##### Text passage #####

BayPine, a hot new name in tech private equity, raises $1.5bn for Fund I

Primed by a vigorous deal environment, tech PE fundraising rose to dizzying heights in 2021, with 474 North American vehicles collecting an all-time high of $227bn, according to Buyouts data.

BayPine, led by former Silver Lake and Blackstone executives, secured more than $1.5 billion for a debut buyout offering, amid record tech fundraising in the North American market.

The amount raised by BayPine Capital Partners Fund I and a sidecar vehicle was disclosed in Form D documents recently filed by the Boston private equity firm. The placement agents are Alvine Capital, Brooklands Capital Strategies and Stifel.

The fund’s target is $2 billion, the Wall Street Journal reported, suggesting that BayPine is approaching a final close.

Primed by a vigorous deal environment, software/tech PE fundraising rose to dizzying heights in 2021. Some 474 North American funds collected an all-time high of $227 billion, according to Buyouts data, up 14 percent from the prior peak of $200 billion raised in 2020.

Last year’s tally builds on robust fundraising since 2016. The mega-funds of tech pioneers like Thoma Bravo, Vista Equity Partners and Silver Lake were key to this trend line, as were the first-time vehicles of a new generation of dedicated investors, such as BayPine.

##### Raw records #####

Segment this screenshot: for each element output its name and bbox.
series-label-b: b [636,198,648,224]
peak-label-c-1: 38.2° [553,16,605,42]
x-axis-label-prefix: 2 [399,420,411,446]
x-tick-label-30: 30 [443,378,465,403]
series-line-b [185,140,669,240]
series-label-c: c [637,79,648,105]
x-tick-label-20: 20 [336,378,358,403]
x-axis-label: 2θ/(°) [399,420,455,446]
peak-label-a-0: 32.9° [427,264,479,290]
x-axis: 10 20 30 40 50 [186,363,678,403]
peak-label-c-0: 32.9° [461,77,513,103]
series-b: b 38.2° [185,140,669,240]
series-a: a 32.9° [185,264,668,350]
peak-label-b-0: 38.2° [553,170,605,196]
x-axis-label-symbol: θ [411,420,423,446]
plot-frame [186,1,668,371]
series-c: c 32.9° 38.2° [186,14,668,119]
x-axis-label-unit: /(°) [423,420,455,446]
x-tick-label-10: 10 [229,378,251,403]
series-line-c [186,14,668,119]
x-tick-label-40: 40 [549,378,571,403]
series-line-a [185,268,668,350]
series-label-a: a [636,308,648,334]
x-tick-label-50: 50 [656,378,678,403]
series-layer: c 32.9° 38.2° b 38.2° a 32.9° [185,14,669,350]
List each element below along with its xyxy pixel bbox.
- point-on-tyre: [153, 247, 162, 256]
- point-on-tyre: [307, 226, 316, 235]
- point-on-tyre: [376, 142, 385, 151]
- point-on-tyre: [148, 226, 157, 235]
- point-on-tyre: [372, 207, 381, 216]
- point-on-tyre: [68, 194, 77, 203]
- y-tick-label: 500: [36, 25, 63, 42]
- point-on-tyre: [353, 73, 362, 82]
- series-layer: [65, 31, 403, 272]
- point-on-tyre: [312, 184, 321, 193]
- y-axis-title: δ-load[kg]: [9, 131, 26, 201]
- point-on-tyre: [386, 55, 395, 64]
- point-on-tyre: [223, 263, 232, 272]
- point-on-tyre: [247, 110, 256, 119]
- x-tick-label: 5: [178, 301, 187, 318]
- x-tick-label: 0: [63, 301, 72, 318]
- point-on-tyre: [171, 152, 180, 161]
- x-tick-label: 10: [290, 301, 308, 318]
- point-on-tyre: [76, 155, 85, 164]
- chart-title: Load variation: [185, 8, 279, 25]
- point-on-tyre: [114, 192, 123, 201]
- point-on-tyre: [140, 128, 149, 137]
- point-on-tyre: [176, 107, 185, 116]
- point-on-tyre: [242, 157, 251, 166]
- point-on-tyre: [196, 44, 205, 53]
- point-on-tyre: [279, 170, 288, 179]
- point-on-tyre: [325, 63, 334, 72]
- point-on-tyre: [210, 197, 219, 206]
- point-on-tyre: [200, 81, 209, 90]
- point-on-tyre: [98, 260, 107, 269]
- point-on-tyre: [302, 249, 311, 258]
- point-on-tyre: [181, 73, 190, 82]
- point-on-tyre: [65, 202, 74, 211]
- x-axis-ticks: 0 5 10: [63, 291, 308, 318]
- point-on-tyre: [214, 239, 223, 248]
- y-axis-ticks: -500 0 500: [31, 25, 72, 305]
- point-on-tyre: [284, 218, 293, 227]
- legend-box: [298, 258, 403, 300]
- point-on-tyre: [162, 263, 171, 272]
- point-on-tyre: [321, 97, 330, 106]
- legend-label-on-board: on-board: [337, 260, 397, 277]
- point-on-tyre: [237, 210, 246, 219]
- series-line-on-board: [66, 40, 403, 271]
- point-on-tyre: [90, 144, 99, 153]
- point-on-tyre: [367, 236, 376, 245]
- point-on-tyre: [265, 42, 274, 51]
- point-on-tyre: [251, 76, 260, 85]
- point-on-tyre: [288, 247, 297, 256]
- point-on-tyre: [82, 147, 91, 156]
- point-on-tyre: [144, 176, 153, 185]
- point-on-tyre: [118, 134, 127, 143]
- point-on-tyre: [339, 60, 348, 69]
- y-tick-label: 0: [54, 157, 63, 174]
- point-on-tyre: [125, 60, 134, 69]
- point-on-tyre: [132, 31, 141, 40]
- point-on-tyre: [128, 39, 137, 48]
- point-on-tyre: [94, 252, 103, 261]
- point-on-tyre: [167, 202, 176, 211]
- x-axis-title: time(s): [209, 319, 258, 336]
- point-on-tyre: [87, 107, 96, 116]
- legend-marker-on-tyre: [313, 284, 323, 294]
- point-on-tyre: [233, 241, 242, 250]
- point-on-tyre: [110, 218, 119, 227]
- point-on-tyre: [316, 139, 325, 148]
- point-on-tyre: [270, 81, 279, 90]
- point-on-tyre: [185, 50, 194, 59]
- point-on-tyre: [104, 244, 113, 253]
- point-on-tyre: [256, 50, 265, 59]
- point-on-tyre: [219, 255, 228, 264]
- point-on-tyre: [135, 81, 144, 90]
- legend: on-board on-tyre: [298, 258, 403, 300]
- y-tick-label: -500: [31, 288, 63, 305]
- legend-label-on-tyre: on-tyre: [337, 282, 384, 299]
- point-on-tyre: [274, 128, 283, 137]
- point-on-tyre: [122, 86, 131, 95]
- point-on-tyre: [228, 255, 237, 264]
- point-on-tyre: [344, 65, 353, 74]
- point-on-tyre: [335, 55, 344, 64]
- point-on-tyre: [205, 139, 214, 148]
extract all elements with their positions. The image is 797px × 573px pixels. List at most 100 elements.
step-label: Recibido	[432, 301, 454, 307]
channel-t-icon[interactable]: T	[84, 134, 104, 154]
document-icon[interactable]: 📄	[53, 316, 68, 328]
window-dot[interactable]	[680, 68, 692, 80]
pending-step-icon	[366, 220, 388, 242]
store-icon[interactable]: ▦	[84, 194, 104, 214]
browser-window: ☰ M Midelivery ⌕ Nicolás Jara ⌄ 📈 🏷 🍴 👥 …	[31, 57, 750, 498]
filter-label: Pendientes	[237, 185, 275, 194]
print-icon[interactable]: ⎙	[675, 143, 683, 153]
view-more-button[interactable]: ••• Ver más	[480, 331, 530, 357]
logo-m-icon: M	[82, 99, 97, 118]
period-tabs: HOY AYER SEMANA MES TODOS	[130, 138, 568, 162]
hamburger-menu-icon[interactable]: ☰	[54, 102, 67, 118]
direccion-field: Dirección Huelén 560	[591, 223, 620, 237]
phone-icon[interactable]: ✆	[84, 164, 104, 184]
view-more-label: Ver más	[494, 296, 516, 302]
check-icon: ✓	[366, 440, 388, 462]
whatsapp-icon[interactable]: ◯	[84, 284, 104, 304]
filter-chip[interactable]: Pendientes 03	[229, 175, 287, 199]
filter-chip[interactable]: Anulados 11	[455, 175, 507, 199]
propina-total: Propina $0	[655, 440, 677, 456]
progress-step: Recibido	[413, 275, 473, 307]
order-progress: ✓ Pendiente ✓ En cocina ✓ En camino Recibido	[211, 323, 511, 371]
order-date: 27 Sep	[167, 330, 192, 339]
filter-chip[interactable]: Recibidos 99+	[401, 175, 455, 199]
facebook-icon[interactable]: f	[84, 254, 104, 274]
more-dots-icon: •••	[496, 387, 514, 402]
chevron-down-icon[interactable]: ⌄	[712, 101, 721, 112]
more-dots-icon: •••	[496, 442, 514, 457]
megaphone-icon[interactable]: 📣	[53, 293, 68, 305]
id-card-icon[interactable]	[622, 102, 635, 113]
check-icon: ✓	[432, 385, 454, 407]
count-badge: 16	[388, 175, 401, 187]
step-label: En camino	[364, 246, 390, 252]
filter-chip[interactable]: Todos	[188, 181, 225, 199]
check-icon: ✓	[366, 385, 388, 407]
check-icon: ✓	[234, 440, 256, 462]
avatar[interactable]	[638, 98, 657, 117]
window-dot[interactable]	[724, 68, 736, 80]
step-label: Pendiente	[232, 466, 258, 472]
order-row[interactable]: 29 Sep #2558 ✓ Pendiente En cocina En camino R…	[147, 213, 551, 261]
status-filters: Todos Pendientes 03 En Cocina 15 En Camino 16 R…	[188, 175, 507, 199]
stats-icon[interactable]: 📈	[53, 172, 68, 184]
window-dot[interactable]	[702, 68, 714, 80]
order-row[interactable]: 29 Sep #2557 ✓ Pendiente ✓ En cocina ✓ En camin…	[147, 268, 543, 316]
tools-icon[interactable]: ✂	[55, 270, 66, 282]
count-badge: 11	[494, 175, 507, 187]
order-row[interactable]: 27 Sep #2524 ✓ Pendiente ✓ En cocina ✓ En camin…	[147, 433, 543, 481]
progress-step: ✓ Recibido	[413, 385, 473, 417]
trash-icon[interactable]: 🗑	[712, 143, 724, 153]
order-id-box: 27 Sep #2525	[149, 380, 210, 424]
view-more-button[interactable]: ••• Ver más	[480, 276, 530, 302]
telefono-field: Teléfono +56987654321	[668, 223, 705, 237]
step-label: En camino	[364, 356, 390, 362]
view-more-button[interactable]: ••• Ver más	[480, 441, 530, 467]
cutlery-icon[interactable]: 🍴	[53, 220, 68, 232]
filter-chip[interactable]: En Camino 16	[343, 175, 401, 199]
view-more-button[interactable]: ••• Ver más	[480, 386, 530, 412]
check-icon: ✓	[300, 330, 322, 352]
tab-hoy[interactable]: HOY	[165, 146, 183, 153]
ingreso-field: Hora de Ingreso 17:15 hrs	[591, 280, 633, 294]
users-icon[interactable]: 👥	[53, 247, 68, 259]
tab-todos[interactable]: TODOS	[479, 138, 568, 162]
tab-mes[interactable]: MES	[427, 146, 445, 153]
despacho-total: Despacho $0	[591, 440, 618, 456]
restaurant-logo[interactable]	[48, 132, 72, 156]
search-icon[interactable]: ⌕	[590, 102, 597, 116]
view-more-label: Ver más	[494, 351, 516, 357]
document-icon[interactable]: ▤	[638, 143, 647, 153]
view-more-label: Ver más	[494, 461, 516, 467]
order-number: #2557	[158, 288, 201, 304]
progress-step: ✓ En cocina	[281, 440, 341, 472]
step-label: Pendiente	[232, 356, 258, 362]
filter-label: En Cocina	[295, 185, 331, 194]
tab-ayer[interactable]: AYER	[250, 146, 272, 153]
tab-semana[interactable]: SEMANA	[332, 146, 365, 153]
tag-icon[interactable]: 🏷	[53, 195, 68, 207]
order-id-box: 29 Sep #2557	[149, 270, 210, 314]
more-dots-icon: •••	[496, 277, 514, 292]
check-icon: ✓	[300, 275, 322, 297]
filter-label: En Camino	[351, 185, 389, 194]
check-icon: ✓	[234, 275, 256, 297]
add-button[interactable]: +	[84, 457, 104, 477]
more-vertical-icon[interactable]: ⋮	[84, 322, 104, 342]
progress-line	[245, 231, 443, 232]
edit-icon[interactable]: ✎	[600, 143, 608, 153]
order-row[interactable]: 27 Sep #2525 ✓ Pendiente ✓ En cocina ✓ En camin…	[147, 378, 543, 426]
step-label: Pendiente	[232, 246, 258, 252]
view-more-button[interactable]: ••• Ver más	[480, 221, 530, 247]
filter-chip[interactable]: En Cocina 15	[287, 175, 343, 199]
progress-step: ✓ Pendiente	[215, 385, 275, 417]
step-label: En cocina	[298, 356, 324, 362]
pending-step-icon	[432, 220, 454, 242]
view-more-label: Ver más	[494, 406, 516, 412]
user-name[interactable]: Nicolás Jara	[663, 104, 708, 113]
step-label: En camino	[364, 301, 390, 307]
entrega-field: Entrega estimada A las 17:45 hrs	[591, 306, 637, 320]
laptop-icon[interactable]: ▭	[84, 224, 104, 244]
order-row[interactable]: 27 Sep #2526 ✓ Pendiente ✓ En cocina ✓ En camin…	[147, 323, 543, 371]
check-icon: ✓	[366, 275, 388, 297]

#####

• _To do_:
- a) Please name every placement agent identified in the BayPine article.
- b) According to the BayPine article, what is the fund's target?
The listing comes from a separate source and is unrelated to the BayPine article.

• _Exercise responses_:
- a) Alvine Capital, Brooklands Capital Strategies, Stifel

- b) $2 billion, as reported by the Wall Street Journal.